START

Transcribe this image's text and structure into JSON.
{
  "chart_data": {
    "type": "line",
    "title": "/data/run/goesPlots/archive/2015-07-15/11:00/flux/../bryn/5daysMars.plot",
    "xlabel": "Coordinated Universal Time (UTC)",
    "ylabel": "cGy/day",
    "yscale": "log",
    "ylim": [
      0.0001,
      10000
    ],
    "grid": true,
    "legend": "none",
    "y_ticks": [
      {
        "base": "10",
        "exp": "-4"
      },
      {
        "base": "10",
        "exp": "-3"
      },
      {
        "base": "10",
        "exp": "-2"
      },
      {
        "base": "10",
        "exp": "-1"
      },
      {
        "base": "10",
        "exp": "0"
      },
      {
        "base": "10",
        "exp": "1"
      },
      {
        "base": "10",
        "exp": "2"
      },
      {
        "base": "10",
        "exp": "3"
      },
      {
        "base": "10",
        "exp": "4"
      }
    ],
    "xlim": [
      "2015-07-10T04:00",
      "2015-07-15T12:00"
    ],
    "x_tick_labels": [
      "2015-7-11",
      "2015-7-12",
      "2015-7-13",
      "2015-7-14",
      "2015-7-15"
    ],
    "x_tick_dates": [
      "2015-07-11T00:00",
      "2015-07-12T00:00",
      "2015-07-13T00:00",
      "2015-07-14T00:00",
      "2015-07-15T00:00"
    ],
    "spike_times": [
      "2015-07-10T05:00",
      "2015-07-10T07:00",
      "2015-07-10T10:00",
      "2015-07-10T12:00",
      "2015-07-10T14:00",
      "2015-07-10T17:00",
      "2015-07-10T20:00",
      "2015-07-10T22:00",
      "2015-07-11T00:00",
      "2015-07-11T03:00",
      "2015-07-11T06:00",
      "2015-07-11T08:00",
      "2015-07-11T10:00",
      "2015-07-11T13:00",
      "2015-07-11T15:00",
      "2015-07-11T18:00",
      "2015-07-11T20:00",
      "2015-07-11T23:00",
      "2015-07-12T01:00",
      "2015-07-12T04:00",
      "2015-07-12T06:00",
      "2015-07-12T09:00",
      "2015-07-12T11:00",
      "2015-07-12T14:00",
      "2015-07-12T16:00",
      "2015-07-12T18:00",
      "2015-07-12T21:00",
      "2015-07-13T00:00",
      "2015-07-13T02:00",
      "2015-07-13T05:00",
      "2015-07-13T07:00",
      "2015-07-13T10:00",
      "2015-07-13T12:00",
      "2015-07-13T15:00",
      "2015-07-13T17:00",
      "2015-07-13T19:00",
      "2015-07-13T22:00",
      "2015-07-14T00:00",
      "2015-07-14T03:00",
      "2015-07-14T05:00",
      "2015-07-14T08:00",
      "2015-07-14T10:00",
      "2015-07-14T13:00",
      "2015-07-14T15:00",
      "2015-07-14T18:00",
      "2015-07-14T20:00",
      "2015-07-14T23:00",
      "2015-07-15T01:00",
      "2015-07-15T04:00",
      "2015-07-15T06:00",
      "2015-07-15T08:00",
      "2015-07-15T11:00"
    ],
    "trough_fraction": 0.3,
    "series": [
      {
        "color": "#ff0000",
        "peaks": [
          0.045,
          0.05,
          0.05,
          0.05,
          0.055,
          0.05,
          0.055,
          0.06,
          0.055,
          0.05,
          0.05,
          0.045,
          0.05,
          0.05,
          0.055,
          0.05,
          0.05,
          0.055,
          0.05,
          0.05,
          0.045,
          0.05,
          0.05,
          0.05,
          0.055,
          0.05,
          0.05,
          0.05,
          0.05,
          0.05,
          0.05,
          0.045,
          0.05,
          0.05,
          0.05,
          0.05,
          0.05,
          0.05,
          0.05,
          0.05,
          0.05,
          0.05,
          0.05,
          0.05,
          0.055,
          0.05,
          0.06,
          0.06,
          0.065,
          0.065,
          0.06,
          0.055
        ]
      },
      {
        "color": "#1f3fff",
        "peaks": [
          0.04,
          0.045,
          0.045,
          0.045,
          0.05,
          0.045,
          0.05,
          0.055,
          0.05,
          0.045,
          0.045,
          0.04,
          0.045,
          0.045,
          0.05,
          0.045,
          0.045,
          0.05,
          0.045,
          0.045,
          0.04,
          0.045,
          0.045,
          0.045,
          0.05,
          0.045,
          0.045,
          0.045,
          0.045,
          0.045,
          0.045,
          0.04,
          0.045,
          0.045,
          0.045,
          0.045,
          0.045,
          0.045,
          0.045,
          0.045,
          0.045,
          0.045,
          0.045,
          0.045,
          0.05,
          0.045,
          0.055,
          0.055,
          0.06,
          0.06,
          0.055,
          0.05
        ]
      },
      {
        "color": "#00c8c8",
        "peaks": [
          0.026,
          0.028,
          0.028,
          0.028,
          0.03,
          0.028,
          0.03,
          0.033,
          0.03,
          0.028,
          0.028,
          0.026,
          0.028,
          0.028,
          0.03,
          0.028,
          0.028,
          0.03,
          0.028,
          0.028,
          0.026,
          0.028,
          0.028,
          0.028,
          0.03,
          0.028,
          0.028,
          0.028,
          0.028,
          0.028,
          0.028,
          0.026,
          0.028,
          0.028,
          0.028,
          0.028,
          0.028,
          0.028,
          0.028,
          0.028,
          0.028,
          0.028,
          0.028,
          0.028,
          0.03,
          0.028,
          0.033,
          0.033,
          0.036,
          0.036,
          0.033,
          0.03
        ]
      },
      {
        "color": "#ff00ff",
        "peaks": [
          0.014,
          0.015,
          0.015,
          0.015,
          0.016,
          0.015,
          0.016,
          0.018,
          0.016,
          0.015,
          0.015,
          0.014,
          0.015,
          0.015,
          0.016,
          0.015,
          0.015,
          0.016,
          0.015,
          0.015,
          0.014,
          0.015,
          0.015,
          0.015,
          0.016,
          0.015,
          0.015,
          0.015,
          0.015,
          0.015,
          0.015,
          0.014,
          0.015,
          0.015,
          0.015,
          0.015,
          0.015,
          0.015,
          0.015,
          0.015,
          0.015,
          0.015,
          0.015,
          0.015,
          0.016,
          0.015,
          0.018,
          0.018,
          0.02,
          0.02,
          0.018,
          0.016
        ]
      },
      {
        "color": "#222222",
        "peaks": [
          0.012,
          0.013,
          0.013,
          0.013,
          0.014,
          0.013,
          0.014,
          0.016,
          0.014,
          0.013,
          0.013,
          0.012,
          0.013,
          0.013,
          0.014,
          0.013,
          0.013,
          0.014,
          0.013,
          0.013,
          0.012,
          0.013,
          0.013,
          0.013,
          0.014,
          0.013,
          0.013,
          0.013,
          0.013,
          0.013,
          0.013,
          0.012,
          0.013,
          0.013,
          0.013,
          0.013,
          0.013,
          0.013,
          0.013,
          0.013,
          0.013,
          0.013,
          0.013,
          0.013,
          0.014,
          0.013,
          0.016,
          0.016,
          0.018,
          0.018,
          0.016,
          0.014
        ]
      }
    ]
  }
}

END

PROBLEM DETAILS:
Restate the data above word for word, please.

ANSWER IN FULL:
Transcribe this image's text and structure into JSON.
{
  "chart_data": {
    "type": "line",
    "title": "/data/run/goesPlots/archive/2015-07-15/11:00/flux/../bryn/5daysMars.plot",
    "xlabel": "Coordinated Universal Time (UTC)",
    "ylabel": "cGy/day",
    "yscale": "log",
    "ylim": [
      0.0001,
      10000
    ],
    "grid": true,
    "legend": "none",
    "y_ticks": [
      {
        "base": "10",
        "exp": "-4"
      },
      {
        "base": "10",
        "exp": "-3"
      },
      {
        "base": "10",
        "exp": "-2"
      },
      {
        "base": "10",
        "exp": "-1"
      },
      {
        "base": "10",
        "exp": "0"
      },
      {
        "base": "10",
        "exp": "1"
      },
      {
        "base": "10",
        "exp": "2"
      },
      {
        "base": "10",
        "exp": "3"
      },
      {
        "base": "10",
        "exp": "4"
      }
    ],
    "xlim": [
      "2015-07-10T04:00",
      "2015-07-15T12:00"
    ],
    "x_tick_labels": [
      "2015-7-11",
      "2015-7-12",
      "2015-7-13",
      "2015-7-14",
      "2015-7-15"
    ],
    "x_tick_dates": [
      "2015-07-11T00:00",
      "2015-07-12T00:00",
      "2015-07-13T00:00",
      "2015-07-14T00:00",
      "2015-07-15T00:00"
    ],
    "spike_times": [
      "2015-07-10T05:00",
      "2015-07-10T07:00",
      "2015-07-10T10:00",
      "2015-07-10T12:00",
      "2015-07-10T14:00",
      "2015-07-10T17:00",
      "2015-07-10T20:00",
      "2015-07-10T22:00",
      "2015-07-11T00:00",
      "2015-07-11T03:00",
      "2015-07-11T06:00",
      "2015-07-11T08:00",
      "2015-07-11T10:00",
      "2015-07-11T13:00",
      "2015-07-11T15:00",
      "2015-07-11T18:00",
      "2015-07-11T20:00",
      "2015-07-11T23:00",
      "2015-07-12T01:00",
      "2015-07-12T04:00",
      "2015-07-12T06:00",
      "2015-07-12T09:00",
      "2015-07-12T11:00",
      "2015-07-12T14:00",
      "2015-07-12T16:00",
      "2015-07-12T18:00",
      "2015-07-12T21:00",
      "2015-07-13T00:00",
      "2015-07-13T02:00",
      "2015-07-13T05:00",
      "2015-07-13T07:00",
      "2015-07-13T10:00",
      "2015-07-13T12:00",
      "2015-07-13T15:00",
      "2015-07-13T17:00",
      "2015-07-13T19:00",
      "2015-07-13T22:00",
      "2015-07-14T00:00",
      "2015-07-14T03:00",
      "2015-07-14T05:00",
      "2015-07-14T08:00",
      "2015-07-14T10:00",
      "2015-07-14T13:00",
      "2015-07-14T15:00",
      "2015-07-14T18:00",
      "2015-07-14T20:00",
      "2015-07-14T23:00",
      "2015-07-15T01:00",
      "2015-07-15T04:00",
      "2015-07-15T06:00",
      "2015-07-15T08:00",
      "2015-07-15T11:00"
    ],
    "trough_fraction": 0.3,
    "series": [
      {
        "color": "#ff0000",
        "peaks": [
          0.045,
          0.05,
          0.05,
          0.05,
          0.055,
          0.05,
          0.055,
          0.06,
          0.055,
          0.05,
          0.05,
          0.045,
          0.05,
          0.05,
          0.055,
          0.05,
          0.05,
          0.055,
          0.05,
          0.05,
          0.045,
          0.05,
          0.05,
          0.05,
          0.055,
          0.05,
          0.05,
          0.05,
          0.05,
          0.05,
          0.05,
          0.045,
          0.05,
          0.05,
          0.05,
          0.05,
          0.05,
          0.05,
          0.05,
          0.05,
          0.05,
          0.05,
          0.05,
          0.05,
          0.055,
          0.05,
          0.06,
          0.06,
          0.065,
          0.065,
          0.06,
          0.055
        ]
      },
      {
        "color": "#1f3fff",
        "peaks": [
          0.04,
          0.045,
          0.045,
          0.045,
          0.05,
          0.045,
          0.05,
          0.055,
          0.05,
          0.045,
          0.045,
          0.04,
          0.045,
          0.045,
          0.05,
          0.045,
          0.045,
          0.05,
          0.045,
          0.045,
          0.04,
          0.045,
          0.045,
          0.045,
          0.05,
          0.045,
          0.045,
          0.045,
          0.045,
          0.045,
          0.045,
          0.04,
          0.045,
          0.045,
          0.045,
          0.045,
          0.045,
          0.045,
          0.045,
          0.045,
          0.045,
          0.045,
          0.045,
          0.045,
          0.05,
          0.045,
          0.055,
          0.055,
          0.06,
          0.06,
          0.055,
          0.05
        ]
      },
      {
        "color": "#00c8c8",
        "peaks": [
          0.026,
          0.028,
          0.028,
          0.028,
          0.03,
          0.028,
          0.03,
          0.033,
          0.03,
          0.028,
          0.028,
          0.026,
          0.028,
          0.028,
          0.03,
          0.028,
          0.028,
          0.03,
          0.028,
          0.028,
          0.026,
          0.028,
          0.028,
          0.028,
          0.03,
          0.028,
          0.028,
          0.028,
          0.028,
          0.028,
          0.028,
          0.026,
          0.028,
          0.028,
          0.028,
          0.028,
          0.028,
          0.028,
          0.028,
          0.028,
          0.028,
          0.028,
          0.028,
          0.028,
          0.03,
          0.028,
          0.033,
          0.033,
          0.036,
          0.036,
          0.033,
          0.03
        ]
      },
      {
        "color": "#ff00ff",
        "peaks": [
          0.014,
          0.015,
          0.015,
          0.015,
          0.016,
          0.015,
          0.016,
          0.018,
          0.016,
          0.015,
          0.015,
          0.014,
          0.015,
          0.015,
          0.016,
          0.015,
          0.015,
          0.016,
          0.015,
          0.015,
          0.014,
          0.015,
          0.015,
          0.015,
          0.016,
          0.015,
          0.015,
          0.015,
          0.015,
          0.015,
          0.015,
          0.014,
          0.015,
          0.015,
          0.015,
          0.015,
          0.015,
          0.015,
          0.015,
          0.015,
          0.015,
          0.015,
          0.015,
          0.015,
          0.016,
          0.015,
          0.018,
          0.018,
          0.02,
          0.02,
          0.018,
          0.016
        ]
      },
      {
        "color": "#222222",
        "peaks": [
          0.012,
          0.013,
          0.013,
          0.013,
          0.014,
          0.013,
          0.014,
          0.016,
          0.014,
          0.013,
          0.013,
          0.012,
          0.013,
          0.013,
          0.014,
          0.013,
          0.013,
          0.014,
          0.013,
          0.013,
          0.012,
          0.013,
          0.013,
          0.013,
          0.014,
          0.013,
          0.013,
          0.013,
          0.013,
          0.013,
          0.013,
          0.012,
          0.013,
          0.013,
          0.013,
          0.013,
          0.013,
          0.013,
          0.013,
          0.013,
          0.013,
          0.013,
          0.013,
          0.013,
          0.014,
          0.013,
          0.016,
          0.016,
          0.018,
          0.018,
          0.016,
          0.014
        ]
      }
    ]
  }
}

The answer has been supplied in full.